## Goal
Would you restate all the data that follows, word for word?

========================================================================

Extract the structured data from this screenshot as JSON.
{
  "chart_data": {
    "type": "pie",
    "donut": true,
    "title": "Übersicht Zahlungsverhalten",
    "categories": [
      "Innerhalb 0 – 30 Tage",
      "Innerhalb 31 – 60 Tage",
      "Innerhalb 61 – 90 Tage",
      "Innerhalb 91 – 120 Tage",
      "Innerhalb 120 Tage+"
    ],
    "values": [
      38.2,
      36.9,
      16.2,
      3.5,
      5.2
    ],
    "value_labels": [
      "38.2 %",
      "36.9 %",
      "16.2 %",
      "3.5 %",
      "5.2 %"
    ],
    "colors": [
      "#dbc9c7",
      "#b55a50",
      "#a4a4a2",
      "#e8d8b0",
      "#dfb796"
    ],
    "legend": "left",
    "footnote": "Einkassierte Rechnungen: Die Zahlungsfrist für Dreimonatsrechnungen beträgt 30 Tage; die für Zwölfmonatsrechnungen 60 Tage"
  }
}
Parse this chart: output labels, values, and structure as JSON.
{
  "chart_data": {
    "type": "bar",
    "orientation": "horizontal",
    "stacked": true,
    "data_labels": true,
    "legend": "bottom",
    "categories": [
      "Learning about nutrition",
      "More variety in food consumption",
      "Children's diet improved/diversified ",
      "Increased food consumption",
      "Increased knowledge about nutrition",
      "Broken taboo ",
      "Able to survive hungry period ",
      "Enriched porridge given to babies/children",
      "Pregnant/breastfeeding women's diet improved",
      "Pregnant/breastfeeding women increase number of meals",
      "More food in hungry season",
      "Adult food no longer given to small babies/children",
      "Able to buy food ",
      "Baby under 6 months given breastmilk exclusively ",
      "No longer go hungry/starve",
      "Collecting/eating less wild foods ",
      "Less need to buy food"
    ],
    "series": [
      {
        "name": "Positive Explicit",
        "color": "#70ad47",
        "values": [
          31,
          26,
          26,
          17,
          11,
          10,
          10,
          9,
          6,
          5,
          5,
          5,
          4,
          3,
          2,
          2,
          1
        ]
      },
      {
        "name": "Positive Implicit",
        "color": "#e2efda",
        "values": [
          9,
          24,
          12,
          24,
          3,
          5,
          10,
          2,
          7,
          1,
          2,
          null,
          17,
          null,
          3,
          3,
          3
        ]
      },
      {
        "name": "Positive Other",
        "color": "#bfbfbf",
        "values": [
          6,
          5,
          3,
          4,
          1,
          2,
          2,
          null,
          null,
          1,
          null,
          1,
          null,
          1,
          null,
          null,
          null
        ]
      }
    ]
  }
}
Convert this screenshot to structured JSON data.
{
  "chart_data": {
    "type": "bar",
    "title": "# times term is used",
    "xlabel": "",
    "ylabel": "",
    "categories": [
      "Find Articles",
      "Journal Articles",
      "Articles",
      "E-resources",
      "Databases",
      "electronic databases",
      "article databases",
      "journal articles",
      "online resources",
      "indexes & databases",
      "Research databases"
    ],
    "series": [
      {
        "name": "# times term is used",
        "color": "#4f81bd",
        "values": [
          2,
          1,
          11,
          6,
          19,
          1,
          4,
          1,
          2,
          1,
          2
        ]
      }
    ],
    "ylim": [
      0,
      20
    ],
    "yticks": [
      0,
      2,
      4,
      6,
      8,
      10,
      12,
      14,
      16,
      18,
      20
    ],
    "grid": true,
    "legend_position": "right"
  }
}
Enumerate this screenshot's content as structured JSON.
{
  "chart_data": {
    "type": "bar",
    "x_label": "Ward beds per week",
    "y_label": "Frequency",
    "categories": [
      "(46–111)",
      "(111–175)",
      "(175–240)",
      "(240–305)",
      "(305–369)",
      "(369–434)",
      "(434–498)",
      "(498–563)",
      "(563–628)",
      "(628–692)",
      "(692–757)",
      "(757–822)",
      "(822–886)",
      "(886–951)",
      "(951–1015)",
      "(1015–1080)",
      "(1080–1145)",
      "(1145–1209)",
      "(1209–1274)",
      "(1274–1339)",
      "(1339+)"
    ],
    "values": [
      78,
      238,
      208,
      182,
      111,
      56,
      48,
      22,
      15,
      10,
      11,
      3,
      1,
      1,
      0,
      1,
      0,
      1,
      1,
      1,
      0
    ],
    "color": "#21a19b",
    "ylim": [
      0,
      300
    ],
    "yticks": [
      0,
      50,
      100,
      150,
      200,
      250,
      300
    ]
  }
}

========================================================================

## Result
Extract the structured data from this screenshot as JSON.
{
  "chart_data": {
    "type": "pie",
    "donut": true,
    "title": "Übersicht Zahlungsverhalten",
    "categories": [
      "Innerhalb 0 – 30 Tage",
      "Innerhalb 31 – 60 Tage",
      "Innerhalb 61 – 90 Tage",
      "Innerhalb 91 – 120 Tage",
      "Innerhalb 120 Tage+"
    ],
    "values": [
      38.2,
      36.9,
      16.2,
      3.5,
      5.2
    ],
    "value_labels": [
      "38.2 %",
      "36.9 %",
      "16.2 %",
      "3.5 %",
      "5.2 %"
    ],
    "colors": [
      "#dbc9c7",
      "#b55a50",
      "#a4a4a2",
      "#e8d8b0",
      "#dfb796"
    ],
    "legend": "left",
    "footnote": "Einkassierte Rechnungen: Die Zahlungsfrist für Dreimonatsrechnungen beträgt 30 Tage; die für Zwölfmonatsrechnungen 60 Tage"
  }
}
Parse this chart: output labels, values, and structure as JSON.
{
  "chart_data": {
    "type": "bar",
    "orientation": "horizontal",
    "stacked": true,
    "data_labels": true,
    "legend": "bottom",
    "categories": [
      "Learning about nutrition",
      "More variety in food consumption",
      "Children's diet improved/diversified ",
      "Increased food consumption",
      "Increased knowledge about nutrition",
      "Broken taboo ",
      "Able to survive hungry period ",
      "Enriched porridge given to babies/children",
      "Pregnant/breastfeeding women's diet improved",
      "Pregnant/breastfeeding women increase number of meals",
      "More food in hungry season",
      "Adult food no longer given to small babies/children",
      "Able to buy food ",
      "Baby under 6 months given breastmilk exclusively ",
      "No longer go hungry/starve",
      "Collecting/eating less wild foods ",
      "Less need to buy food"
    ],
    "series": [
      {
        "name": "Positive Explicit",
        "color": "#70ad47",
        "values": [
          31,
          26,
          26,
          17,
          11,
          10,
          10,
          9,
          6,
          5,
          5,
          5,
          4,
          3,
          2,
          2,
          1
        ]
      },
      {
        "name": "Positive Implicit",
        "color": "#e2efda",
        "values": [
          9,
          24,
          12,
          24,
          3,
          5,
          10,
          2,
          7,
          1,
          2,
          null,
          17,
          null,
          3,
          3,
          3
        ]
      },
      {
        "name": "Positive Other",
        "color": "#bfbfbf",
        "values": [
          6,
          5,
          3,
          4,
          1,
          2,
          2,
          null,
          null,
          1,
          null,
          1,
          null,
          1,
          null,
          null,
          null
        ]
      }
    ]
  }
}
Convert this screenshot to structured JSON data.
{
  "chart_data": {
    "type": "bar",
    "title": "# times term is used",
    "xlabel": "",
    "ylabel": "",
    "categories": [
      "Find Articles",
      "Journal Articles",
      "Articles",
      "E-resources",
      "Databases",
      "electronic databases",
      "article databases",
      "journal articles",
      "online resources",
      "indexes & databases",
      "Research databases"
    ],
    "series": [
      {
        "name": "# times term is used",
        "color": "#4f81bd",
        "values": [
          2,
          1,
          11,
          6,
          19,
          1,
          4,
          1,
          2,
          1,
          2
        ]
      }
    ],
    "ylim": [
      0,
      20
    ],
    "yticks": [
      0,
      2,
      4,
      6,
      8,
      10,
      12,
      14,
      16,
      18,
      20
    ],
    "grid": true,
    "legend_position": "right"
  }
}
Enumerate this screenshot's content as structured JSON.
{
  "chart_data": {
    "type": "bar",
    "x_label": "Ward beds per week",
    "y_label": "Frequency",
    "categories": [
      "(46–111)",
      "(111–175)",
      "(175–240)",
      "(240–305)",
      "(305–369)",
      "(369–434)",
      "(434–498)",
      "(498–563)",
      "(563–628)",
      "(628–692)",
      "(692–757)",
      "(757–822)",
      "(822–886)",
      "(886–951)",
      "(951–1015)",
      "(1015–1080)",
      "(1080–1145)",
      "(1145–1209)",
      "(1209–1274)",
      "(1274–1339)",
      "(1339+)"
    ],
    "values": [
      78,
      238,
      208,
      182,
      111,
      56,
      48,
      22,
      15,
      10,
      11,
      3,
      1,
      1,
      0,
      1,
      0,
      1,
      1,
      1,
      0
    ],
    "color": "#21a19b",
    "ylim": [
      0,
      300
    ],
    "yticks": [
      0,
      50,
      100,
      150,
      200,
      250,
      300
    ]
  }
}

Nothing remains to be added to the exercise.